(Data items)
_ _ _
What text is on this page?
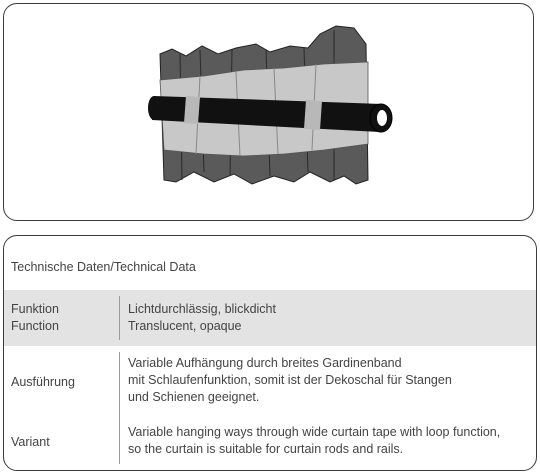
Technische Daten/Technical Data
Funktion
Function
Lichtdurchlässig, blickdicht
Translucent, opaque
Ausführung
Variant
Variable Aufhängung durch breites Gardinenband
mit Schlaufenfunktion, somit ist der Dekoschal für Stangen
und Schienen geeignet.
Variable hanging ways through wide curtain tape with loop function,
so the curtain is suitable for curtain rods and rails.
_ _ _
• [REQUIREMENTS]
Determine how many lines in the listing above hold the word "Variable", answering with the number only.

• [ANSWER FOR THE TASK]
2